**Task details:**
Find the string "rights" in the records. Copy every line it appears in.
* BEGIN Data listing *
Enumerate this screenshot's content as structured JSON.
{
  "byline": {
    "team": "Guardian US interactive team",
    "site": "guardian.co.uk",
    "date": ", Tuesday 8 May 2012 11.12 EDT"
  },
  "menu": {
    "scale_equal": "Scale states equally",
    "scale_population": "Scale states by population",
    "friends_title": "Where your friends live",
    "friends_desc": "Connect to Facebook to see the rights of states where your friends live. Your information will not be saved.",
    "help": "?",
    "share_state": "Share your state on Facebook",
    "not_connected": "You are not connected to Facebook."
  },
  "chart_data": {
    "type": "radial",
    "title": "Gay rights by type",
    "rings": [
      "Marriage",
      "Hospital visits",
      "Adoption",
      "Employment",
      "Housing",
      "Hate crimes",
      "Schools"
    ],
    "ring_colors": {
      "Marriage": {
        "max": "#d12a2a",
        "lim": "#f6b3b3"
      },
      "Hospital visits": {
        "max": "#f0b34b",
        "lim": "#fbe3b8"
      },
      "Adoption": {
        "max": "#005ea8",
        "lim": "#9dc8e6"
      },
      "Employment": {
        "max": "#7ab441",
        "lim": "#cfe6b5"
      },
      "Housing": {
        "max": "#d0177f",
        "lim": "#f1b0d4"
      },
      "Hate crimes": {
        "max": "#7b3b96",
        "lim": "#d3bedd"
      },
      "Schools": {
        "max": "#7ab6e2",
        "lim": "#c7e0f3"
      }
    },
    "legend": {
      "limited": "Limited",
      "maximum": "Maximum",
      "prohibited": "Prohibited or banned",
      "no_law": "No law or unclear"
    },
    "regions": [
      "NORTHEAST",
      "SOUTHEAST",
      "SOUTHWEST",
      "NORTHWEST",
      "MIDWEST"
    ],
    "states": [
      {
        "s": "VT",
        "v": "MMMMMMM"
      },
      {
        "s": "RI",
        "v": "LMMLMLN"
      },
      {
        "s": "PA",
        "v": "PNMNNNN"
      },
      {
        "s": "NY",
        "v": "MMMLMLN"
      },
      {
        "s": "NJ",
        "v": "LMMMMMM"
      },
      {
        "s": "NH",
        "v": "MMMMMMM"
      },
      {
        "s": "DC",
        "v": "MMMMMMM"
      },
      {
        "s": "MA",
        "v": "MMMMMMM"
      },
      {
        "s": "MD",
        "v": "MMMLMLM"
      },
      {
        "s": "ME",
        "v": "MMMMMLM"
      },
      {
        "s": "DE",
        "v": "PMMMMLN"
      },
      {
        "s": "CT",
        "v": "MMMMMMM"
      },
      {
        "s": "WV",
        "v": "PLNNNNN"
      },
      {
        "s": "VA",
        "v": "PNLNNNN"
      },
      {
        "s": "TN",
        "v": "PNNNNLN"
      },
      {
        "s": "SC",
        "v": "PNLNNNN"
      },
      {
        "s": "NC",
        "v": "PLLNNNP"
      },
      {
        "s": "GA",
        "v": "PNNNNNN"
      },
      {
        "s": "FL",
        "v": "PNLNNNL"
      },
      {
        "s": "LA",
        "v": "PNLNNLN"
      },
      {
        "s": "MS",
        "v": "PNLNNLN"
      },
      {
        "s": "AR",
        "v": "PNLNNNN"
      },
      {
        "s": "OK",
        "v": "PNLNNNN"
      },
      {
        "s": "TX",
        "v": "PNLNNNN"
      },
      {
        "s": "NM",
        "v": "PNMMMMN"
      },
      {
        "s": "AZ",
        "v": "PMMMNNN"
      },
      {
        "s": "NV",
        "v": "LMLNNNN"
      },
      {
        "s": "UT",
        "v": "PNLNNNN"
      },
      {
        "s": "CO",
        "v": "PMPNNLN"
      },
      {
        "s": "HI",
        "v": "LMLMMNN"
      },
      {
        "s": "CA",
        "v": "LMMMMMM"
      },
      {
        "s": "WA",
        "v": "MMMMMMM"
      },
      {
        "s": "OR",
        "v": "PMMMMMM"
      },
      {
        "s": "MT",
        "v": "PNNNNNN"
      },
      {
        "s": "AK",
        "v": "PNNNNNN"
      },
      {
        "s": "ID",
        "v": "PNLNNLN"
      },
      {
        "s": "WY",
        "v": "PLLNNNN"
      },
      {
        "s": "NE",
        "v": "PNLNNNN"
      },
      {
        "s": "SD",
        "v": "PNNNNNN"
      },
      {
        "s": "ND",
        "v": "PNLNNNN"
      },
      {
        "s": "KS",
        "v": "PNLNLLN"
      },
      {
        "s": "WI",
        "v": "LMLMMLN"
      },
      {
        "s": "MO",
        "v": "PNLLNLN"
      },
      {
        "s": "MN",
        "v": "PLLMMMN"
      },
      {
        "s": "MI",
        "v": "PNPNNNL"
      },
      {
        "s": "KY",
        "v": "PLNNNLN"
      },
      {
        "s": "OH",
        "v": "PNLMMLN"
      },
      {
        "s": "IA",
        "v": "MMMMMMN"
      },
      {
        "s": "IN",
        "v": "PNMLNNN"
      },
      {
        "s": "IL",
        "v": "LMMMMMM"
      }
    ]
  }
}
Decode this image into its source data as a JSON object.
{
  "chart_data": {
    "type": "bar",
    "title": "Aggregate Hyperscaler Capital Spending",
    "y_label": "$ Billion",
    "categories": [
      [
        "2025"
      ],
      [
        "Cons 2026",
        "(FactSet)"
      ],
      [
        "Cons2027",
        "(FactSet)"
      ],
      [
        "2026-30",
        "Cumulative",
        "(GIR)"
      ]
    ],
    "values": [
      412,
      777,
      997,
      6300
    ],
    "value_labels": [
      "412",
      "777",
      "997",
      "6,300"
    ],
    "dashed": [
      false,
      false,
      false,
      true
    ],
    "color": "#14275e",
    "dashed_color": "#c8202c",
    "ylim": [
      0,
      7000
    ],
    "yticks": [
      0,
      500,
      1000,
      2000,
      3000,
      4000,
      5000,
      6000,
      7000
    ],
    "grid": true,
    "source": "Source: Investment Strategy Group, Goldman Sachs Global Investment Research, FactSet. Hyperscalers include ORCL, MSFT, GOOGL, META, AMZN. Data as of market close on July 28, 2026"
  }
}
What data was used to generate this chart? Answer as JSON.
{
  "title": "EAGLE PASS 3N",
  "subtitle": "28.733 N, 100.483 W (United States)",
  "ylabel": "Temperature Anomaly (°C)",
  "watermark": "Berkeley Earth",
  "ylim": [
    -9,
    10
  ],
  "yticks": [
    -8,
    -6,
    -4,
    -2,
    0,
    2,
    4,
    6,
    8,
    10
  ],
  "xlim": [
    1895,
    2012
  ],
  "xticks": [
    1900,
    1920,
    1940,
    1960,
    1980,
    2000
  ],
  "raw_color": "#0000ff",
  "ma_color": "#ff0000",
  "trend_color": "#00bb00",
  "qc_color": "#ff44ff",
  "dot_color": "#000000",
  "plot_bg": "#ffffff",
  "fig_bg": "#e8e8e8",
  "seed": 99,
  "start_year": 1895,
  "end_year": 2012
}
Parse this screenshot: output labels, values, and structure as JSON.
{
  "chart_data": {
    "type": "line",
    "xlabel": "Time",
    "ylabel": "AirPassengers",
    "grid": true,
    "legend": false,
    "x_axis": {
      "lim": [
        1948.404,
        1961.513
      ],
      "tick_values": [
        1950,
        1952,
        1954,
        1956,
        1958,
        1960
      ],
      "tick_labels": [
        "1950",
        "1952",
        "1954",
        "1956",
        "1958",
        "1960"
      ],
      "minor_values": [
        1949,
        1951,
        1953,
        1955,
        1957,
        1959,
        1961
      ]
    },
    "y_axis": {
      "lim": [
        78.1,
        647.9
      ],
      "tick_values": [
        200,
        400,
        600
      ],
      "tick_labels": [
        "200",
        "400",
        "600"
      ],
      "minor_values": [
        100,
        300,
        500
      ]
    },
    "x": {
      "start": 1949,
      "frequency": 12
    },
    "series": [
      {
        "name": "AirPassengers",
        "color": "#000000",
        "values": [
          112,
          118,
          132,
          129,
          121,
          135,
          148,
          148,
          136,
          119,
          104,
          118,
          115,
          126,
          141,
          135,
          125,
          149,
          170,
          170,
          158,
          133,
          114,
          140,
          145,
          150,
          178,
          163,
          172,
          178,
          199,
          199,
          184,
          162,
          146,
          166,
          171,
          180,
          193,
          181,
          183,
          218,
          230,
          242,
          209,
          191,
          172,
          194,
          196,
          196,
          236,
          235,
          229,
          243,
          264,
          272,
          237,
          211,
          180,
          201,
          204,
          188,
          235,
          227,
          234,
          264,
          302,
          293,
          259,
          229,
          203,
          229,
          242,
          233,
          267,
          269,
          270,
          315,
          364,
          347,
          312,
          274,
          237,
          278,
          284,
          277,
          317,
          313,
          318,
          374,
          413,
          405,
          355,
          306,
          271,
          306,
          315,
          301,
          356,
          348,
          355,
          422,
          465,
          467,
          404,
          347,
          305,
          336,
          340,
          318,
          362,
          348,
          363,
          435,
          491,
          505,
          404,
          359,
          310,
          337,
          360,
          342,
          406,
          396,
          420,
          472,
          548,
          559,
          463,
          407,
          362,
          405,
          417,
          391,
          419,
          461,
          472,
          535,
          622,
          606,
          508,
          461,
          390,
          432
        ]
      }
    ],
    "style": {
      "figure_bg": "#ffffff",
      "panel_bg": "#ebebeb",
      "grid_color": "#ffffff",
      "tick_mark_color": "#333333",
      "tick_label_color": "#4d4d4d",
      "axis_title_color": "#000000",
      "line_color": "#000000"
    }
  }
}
* END Data listing *
**Answer to this task:**
    "friends_desc": "Connect to Facebook to see the rights of states where your friends live. Your information will not be saved.",
    "title": "Gay rights by type",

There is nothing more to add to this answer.